** START Given information **
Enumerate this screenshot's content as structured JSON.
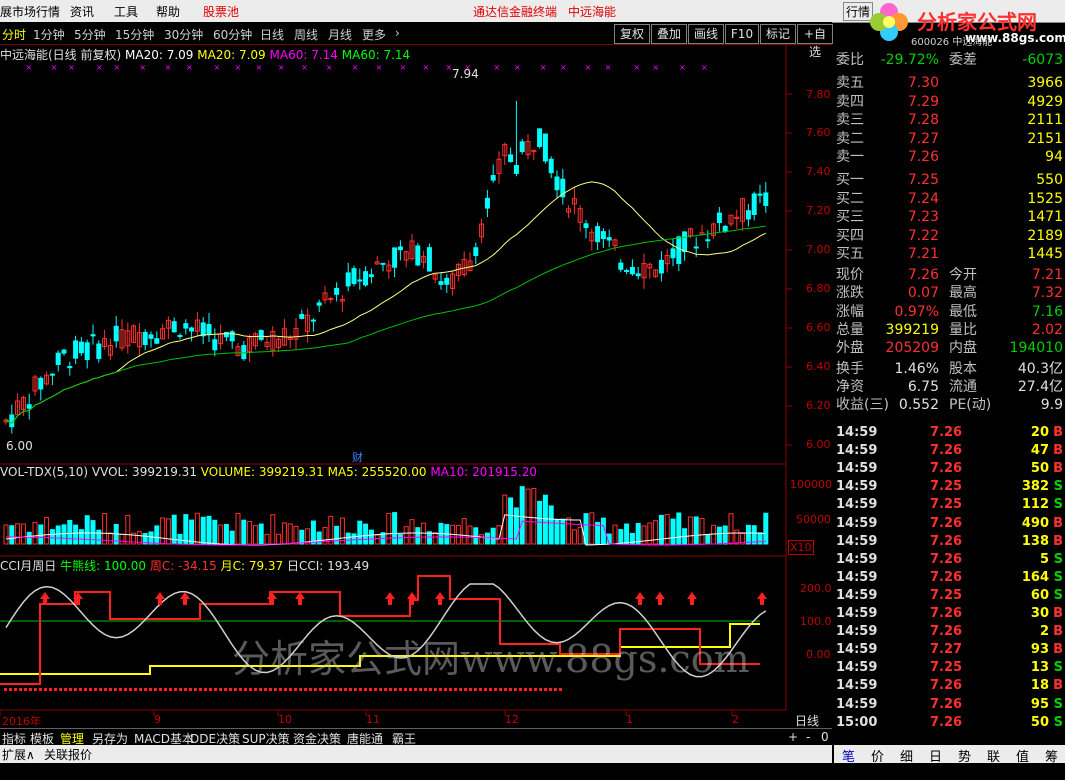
{
  "menubar": {
    "items": [
      "展市场行情",
      "资讯",
      "工具",
      "帮助",
      "股票池",
      "日线",
      "周线",
      "月线",
      "更多"
    ],
    "brand": "通达信金融终端",
    "stock": "中远海能",
    "right_btn": "行情"
  },
  "logo": {
    "text": "分析家公式网",
    "url": "www.88gs.com",
    "sub": "600026 中远海能"
  },
  "timebar": {
    "tabs": [
      "分时",
      "1分钟",
      "5分钟",
      "15分钟",
      "30分钟",
      "60分钟",
      "日线",
      "周线",
      "月线",
      "更多"
    ],
    "more_arrow": "›",
    "buttons": [
      "复权",
      "叠加",
      "画线",
      "F10",
      "标记",
      "+自选"
    ]
  },
  "legend1": {
    "title": "中远海能(日线 前复权)",
    "ma20a": "MA20: 7.09",
    "ma20b": "MA20: 7.09",
    "ma60a": "MA60: 7.14",
    "ma60b": "MA60: 7.14"
  },
  "price_axis": [
    "7.80",
    "7.60",
    "7.40",
    "7.20",
    "7.00",
    "6.80",
    "6.60",
    "6.40",
    "6.20",
    "6.00"
  ],
  "annotations": {
    "high": "7.94",
    "low": "6.00",
    "cai": "财"
  },
  "legend2": {
    "name": "VOL-TDX(5,10)",
    "vvol": "VVOL: 399219.31",
    "volume": "VOLUME: 399219.31",
    "ma5": "MA5: 255520.00",
    "ma10": "MA10: 201915.20"
  },
  "vol_axis": [
    "100000",
    "50000",
    "X10"
  ],
  "legend3": {
    "name": "CCI月周日",
    "niu": "牛熊线: 100.00",
    "zhou": "周C: -34.15",
    "yue": "月C: 79.37",
    "ri": "日CCI: 193.49"
  },
  "cci_axis": [
    "200.0",
    "100.0",
    "0.00"
  ],
  "watermark": "分析家公式网www.88gs.com",
  "date_axis": [
    "2016年",
    "9",
    "10",
    "11",
    "12",
    "1",
    "2"
  ],
  "period_label": "日线",
  "bottomtabs": [
    "指标",
    "模板",
    "管理",
    "另存为",
    "MACD基本",
    "DDE决策",
    "SUP决策",
    "资金决策",
    "唐能通",
    "霸王"
  ],
  "bottom_controls": [
    "+",
    "-",
    "0"
  ],
  "statusbar": {
    "expand": "扩展∧",
    "link": "关联报价"
  },
  "quote": {
    "weibi": {
      "label": "委比",
      "value": "-29.72%",
      "label2": "委差",
      "value2": "-6073"
    },
    "sells": [
      {
        "label": "卖五",
        "price": "7.30",
        "vol": "3966"
      },
      {
        "label": "卖四",
        "price": "7.29",
        "vol": "4929"
      },
      {
        "label": "卖三",
        "price": "7.28",
        "vol": "2111"
      },
      {
        "label": "卖二",
        "price": "7.27",
        "vol": "2151"
      },
      {
        "label": "卖一",
        "price": "7.26",
        "vol": "94"
      }
    ],
    "buys": [
      {
        "label": "买一",
        "price": "7.25",
        "vol": "550"
      },
      {
        "label": "买二",
        "price": "7.24",
        "vol": "1525"
      },
      {
        "label": "买三",
        "price": "7.23",
        "vol": "1471"
      },
      {
        "label": "买四",
        "price": "7.22",
        "vol": "2189"
      },
      {
        "label": "买五",
        "price": "7.21",
        "vol": "1445"
      }
    ],
    "stats": [
      {
        "l1": "现价",
        "v1": "7.26",
        "l2": "今开",
        "v2": "7.21"
      },
      {
        "l1": "涨跌",
        "v1": "0.07",
        "l2": "最高",
        "v2": "7.32"
      },
      {
        "l1": "涨幅",
        "v1": "0.97%",
        "l2": "最低",
        "v2": "7.16"
      },
      {
        "l1": "总量",
        "v1": "399219",
        "l2": "量比",
        "v2": "2.02"
      },
      {
        "l1": "外盘",
        "v1": "205209",
        "l2": "内盘",
        "v2": "194010"
      },
      {
        "l1": "换手",
        "v1": "1.46%",
        "l2": "股本",
        "v2": "40.3亿"
      },
      {
        "l1": "净资",
        "v1": "6.75",
        "l2": "流通",
        "v2": "27.4亿"
      },
      {
        "l1": "收益(三)",
        "v1": "0.552",
        "l2": "PE(动)",
        "v2": "9.9"
      }
    ],
    "ticks": [
      {
        "t": "14:59",
        "p": "7.26",
        "v": "20",
        "bs": "B"
      },
      {
        "t": "14:59",
        "p": "7.26",
        "v": "47",
        "bs": "B"
      },
      {
        "t": "14:59",
        "p": "7.26",
        "v": "50",
        "bs": "B"
      },
      {
        "t": "14:59",
        "p": "7.25",
        "v": "382",
        "bs": "S"
      },
      {
        "t": "14:59",
        "p": "7.25",
        "v": "112",
        "bs": "S"
      },
      {
        "t": "14:59",
        "p": "7.26",
        "v": "490",
        "bs": "B"
      },
      {
        "t": "14:59",
        "p": "7.26",
        "v": "138",
        "bs": "B"
      },
      {
        "t": "14:59",
        "p": "7.26",
        "v": "5",
        "bs": "S"
      },
      {
        "t": "14:59",
        "p": "7.26",
        "v": "164",
        "bs": "S"
      },
      {
        "t": "14:59",
        "p": "7.25",
        "v": "60",
        "bs": "S"
      },
      {
        "t": "14:59",
        "p": "7.26",
        "v": "30",
        "bs": "B"
      },
      {
        "t": "14:59",
        "p": "7.26",
        "v": "2",
        "bs": "B"
      },
      {
        "t": "14:59",
        "p": "7.27",
        "v": "93",
        "bs": "B"
      },
      {
        "t": "14:59",
        "p": "7.25",
        "v": "13",
        "bs": "S"
      },
      {
        "t": "14:59",
        "p": "7.26",
        "v": "18",
        "bs": "B"
      },
      {
        "t": "14:59",
        "p": "7.26",
        "v": "95",
        "bs": "S"
      },
      {
        "t": "15:00",
        "p": "7.26",
        "v": "50",
        "bs": "S"
      }
    ],
    "tabs": [
      "笔",
      "价",
      "细",
      "日",
      "势",
      "联",
      "值",
      "筹"
    ]
  },
  "colors": {
    "up": "#ff3030",
    "down": "#00ffff",
    "ma20": "#ffff80",
    "ma60": "#00c000",
    "frame": "#8b0000"
  }
}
** END Given information **
» Task brief
Copy every line in the listing above where the string "中远海能" turns up.

» Final result
    "stock": "中远海能",
    "sub": "600026 中远海能"
    "title": "中远海能(日线 前复权)",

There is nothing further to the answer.